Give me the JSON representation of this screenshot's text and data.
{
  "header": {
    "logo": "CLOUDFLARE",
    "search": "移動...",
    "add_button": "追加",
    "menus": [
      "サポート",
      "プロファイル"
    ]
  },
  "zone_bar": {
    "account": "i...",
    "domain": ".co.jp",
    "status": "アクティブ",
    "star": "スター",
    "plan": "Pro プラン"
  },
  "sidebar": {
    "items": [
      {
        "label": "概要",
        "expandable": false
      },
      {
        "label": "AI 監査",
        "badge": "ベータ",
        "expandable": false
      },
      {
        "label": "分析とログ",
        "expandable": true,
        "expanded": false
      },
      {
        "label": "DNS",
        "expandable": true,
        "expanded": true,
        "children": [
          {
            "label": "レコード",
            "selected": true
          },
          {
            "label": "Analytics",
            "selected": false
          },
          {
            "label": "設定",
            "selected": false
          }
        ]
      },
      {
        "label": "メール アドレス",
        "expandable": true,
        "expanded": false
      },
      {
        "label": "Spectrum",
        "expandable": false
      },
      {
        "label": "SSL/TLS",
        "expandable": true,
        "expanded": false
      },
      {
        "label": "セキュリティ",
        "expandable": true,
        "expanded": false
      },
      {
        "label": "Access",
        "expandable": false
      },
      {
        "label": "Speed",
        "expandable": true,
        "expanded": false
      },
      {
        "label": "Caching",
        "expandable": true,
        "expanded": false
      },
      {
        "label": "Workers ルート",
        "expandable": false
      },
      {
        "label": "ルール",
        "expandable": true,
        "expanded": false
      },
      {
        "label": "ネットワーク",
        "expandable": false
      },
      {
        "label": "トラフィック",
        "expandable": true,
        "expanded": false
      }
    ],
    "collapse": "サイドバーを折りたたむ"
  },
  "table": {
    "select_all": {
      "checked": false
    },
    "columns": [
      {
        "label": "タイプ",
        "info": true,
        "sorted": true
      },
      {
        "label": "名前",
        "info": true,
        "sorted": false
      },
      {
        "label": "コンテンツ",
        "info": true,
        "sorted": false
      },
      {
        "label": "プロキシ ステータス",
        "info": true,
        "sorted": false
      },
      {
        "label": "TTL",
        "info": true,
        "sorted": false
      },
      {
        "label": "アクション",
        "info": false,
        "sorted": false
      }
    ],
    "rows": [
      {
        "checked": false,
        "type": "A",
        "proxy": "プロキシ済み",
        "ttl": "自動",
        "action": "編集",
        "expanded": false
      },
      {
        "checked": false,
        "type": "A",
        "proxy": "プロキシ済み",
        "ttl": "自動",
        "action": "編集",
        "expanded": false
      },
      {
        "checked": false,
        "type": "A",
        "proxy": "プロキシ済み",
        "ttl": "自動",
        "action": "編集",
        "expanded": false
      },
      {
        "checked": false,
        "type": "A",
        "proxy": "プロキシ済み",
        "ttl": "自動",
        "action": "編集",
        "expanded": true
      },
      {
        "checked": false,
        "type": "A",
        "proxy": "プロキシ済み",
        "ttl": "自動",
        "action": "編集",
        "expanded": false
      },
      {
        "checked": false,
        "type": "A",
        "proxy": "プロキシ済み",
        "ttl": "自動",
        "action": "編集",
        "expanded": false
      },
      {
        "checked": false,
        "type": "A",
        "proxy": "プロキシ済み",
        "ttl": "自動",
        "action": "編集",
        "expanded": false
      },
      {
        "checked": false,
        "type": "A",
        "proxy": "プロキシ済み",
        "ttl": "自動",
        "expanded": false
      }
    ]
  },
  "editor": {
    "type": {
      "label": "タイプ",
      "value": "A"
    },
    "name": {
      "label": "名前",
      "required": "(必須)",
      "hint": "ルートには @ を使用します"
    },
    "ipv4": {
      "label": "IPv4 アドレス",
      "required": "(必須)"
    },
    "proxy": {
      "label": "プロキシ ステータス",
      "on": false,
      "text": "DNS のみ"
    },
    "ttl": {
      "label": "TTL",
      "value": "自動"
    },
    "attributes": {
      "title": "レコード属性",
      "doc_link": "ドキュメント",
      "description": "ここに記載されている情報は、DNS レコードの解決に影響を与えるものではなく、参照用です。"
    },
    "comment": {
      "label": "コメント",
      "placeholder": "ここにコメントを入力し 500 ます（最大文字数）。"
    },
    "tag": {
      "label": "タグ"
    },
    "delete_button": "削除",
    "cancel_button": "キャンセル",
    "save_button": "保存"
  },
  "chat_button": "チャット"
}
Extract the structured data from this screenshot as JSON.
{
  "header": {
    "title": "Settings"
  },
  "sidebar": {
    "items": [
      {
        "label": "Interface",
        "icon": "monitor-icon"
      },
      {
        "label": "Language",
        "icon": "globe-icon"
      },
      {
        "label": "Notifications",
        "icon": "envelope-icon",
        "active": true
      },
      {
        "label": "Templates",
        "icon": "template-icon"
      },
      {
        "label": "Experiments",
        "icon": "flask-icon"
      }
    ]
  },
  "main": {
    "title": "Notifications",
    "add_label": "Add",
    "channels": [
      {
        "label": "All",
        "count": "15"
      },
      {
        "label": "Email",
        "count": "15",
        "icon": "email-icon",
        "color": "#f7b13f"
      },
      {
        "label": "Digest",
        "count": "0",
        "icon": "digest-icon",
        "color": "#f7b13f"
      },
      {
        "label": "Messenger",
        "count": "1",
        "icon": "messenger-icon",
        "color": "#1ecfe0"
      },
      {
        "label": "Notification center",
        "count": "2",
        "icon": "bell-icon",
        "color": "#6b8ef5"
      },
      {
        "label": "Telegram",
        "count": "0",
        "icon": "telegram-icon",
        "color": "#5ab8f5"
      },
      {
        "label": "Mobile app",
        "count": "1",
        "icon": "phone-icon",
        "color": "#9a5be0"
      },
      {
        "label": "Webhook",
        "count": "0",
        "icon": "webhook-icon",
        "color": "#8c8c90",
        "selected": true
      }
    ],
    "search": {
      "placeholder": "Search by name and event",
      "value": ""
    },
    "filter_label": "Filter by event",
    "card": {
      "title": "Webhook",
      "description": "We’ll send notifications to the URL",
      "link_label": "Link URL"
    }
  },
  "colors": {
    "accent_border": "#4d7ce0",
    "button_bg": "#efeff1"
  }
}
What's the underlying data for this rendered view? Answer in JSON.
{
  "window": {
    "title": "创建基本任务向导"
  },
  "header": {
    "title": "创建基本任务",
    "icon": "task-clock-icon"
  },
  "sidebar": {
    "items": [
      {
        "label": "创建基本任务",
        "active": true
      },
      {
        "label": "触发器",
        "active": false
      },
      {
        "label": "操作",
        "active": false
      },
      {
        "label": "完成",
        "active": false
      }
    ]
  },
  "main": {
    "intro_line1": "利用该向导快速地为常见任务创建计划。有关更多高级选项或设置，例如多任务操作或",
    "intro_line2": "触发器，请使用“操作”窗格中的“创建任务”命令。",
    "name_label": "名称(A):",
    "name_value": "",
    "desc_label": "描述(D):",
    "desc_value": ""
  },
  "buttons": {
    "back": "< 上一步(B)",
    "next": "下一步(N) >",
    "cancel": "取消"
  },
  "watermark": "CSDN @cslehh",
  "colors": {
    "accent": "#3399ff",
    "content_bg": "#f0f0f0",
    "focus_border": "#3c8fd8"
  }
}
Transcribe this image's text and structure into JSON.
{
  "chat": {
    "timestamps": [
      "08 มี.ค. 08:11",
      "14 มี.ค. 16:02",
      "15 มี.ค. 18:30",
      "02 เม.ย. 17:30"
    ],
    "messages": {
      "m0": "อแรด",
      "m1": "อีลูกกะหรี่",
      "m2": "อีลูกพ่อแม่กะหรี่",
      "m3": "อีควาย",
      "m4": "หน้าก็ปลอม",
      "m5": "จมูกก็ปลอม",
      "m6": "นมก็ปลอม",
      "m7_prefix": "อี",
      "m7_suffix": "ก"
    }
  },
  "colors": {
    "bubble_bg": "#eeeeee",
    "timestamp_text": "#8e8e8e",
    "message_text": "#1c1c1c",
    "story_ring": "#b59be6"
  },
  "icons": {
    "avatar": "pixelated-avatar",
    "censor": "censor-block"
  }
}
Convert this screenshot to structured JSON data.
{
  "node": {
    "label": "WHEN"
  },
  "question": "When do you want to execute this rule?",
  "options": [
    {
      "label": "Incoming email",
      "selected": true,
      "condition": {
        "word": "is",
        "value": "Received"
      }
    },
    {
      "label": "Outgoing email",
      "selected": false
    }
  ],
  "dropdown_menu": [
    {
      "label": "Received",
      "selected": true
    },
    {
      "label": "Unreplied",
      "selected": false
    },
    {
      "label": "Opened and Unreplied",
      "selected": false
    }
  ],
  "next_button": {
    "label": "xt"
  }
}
◇ ◇ ◇ ◇
▶ Written problem: Copy every line of the records above that holds the word "description".

▶ The output:
      "description": "ここに記載されている情報は、DNS レコードの解決に影響を与えるものではなく、参照用です。"
      "description": "We’ll send notifications to the URL",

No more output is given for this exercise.